++++ SUPPLIED INFORMATION ++++
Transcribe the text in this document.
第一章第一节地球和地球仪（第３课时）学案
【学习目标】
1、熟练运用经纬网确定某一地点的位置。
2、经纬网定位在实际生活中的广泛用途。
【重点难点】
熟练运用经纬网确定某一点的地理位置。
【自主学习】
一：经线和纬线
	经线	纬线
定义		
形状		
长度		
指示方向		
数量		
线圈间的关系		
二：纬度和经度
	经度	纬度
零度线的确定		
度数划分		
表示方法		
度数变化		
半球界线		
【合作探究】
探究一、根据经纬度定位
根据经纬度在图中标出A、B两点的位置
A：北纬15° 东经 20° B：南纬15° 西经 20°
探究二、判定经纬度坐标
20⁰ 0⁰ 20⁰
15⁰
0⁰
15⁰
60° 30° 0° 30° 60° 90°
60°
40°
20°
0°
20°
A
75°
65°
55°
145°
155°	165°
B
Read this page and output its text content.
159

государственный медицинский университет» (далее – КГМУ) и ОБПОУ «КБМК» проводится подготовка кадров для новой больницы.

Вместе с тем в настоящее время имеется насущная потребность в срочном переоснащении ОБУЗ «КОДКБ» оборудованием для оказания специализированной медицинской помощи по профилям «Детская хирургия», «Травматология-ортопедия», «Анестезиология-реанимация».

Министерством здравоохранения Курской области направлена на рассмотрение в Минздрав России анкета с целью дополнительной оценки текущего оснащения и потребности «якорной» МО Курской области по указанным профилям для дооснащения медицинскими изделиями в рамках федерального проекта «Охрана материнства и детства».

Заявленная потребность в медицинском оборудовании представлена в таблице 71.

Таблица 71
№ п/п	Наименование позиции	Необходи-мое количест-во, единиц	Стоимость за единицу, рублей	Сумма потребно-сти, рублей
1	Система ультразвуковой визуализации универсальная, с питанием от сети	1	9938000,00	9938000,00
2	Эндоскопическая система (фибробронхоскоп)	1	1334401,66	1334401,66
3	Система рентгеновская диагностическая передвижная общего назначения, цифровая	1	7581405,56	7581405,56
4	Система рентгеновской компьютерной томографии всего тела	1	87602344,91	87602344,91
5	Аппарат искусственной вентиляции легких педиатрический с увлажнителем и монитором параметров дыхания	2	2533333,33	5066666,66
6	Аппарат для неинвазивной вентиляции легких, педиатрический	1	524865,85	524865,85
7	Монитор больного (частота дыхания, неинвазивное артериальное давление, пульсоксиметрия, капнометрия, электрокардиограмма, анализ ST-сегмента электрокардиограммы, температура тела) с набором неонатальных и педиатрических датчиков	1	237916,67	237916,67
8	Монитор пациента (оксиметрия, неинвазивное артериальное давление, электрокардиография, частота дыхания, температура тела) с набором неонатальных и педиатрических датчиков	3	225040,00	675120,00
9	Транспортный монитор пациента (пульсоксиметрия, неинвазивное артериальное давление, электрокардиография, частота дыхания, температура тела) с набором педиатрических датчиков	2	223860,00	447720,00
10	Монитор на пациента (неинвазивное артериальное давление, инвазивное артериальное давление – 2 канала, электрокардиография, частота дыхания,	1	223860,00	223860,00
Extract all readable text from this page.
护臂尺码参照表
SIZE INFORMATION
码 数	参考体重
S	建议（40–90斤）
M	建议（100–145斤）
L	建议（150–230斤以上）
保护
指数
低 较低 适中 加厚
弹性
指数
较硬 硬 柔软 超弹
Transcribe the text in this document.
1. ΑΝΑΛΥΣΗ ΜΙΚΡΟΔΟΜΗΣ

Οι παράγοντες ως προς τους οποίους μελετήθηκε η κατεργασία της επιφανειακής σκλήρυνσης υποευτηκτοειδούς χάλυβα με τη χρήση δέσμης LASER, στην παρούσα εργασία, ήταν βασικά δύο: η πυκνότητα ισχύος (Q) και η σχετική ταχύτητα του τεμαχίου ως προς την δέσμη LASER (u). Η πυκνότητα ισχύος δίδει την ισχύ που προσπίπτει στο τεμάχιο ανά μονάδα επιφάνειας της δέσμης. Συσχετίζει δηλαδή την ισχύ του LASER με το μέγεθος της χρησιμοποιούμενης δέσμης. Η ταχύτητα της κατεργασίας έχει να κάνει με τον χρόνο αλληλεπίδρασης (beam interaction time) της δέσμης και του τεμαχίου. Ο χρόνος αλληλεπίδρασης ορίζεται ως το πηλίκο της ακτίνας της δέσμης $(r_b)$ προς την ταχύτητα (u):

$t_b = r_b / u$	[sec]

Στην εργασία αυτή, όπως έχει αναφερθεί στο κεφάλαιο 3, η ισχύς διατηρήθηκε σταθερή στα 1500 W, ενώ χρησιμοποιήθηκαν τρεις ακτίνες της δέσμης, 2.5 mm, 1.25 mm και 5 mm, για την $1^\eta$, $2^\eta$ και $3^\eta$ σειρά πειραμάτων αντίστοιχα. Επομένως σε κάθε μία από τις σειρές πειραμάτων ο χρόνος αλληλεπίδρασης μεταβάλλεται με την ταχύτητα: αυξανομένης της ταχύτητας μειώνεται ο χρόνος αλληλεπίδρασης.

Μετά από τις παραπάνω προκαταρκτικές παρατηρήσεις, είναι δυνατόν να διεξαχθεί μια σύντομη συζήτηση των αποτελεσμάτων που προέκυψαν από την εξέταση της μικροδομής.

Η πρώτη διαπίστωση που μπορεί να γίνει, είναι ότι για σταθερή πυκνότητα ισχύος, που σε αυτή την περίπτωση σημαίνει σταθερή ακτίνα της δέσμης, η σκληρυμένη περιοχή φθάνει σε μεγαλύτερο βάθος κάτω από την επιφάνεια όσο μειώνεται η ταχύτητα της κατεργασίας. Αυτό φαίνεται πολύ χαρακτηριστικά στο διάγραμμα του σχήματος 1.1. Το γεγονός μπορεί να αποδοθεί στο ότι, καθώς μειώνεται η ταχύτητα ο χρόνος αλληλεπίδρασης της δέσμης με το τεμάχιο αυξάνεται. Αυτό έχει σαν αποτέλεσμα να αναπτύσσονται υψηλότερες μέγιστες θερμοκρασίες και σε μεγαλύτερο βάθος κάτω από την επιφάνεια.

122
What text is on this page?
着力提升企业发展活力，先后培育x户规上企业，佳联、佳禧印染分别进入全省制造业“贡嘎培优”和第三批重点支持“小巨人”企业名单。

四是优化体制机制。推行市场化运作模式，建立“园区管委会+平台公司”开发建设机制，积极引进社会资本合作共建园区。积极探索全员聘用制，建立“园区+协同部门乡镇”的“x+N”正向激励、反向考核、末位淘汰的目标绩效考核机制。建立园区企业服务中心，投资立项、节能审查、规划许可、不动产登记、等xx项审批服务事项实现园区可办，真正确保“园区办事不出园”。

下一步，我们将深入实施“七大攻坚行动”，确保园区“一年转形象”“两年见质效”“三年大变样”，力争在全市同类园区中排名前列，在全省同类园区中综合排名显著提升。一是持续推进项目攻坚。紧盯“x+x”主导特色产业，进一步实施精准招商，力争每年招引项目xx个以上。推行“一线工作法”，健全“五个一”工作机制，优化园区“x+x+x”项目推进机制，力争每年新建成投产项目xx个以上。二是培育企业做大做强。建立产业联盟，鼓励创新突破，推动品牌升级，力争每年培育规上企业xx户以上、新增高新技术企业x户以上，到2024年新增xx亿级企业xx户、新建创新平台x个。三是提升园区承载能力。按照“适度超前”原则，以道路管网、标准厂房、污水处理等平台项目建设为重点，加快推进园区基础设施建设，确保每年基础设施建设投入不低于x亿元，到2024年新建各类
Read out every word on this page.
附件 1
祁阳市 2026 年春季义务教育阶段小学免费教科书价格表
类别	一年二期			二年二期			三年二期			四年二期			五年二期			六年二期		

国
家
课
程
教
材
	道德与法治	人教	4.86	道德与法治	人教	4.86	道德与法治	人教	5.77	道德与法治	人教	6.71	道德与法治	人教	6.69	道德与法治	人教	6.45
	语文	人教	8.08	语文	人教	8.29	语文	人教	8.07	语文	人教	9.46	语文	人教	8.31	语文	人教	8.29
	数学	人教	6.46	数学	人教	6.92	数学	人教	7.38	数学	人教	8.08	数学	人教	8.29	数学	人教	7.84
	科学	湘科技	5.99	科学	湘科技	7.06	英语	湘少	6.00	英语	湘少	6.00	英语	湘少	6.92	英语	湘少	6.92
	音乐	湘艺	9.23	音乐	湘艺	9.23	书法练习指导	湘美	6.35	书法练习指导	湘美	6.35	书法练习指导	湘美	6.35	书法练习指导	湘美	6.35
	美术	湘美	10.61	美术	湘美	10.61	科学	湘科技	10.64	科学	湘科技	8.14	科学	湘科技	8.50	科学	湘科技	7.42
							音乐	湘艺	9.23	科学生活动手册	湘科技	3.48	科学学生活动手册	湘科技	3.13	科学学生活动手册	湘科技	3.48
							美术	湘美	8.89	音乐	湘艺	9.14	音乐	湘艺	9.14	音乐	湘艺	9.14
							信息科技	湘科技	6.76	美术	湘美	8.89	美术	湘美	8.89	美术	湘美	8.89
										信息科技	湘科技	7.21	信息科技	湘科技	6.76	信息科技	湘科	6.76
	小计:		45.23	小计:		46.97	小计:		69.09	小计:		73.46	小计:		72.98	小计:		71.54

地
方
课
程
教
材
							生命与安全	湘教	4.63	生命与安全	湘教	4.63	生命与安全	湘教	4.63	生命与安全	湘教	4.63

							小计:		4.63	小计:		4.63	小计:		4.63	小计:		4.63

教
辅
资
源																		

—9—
++++
GOAL
Take every line from the records above that has the word "пульсоксиметрия" and copy it.

RESPONSE TO THIS EXERCISE
7	Монитор больного (частота дыхания, неинвазивное артериальное давление, пульсоксиметрия, капнометрия, электрокардиограмма, анализ ST-сегмента электрокардиограммы, температура тела) с набором неонатальных и педиатрических датчиков	1	237916,67	237916,67
9	Транспортный монитор пациента (пульсоксиметрия, неинвазивное артериальное давление, электрокардиография, частота дыхания, температура тела) с набором педиатрических датчиков	2	223860,00	447720,00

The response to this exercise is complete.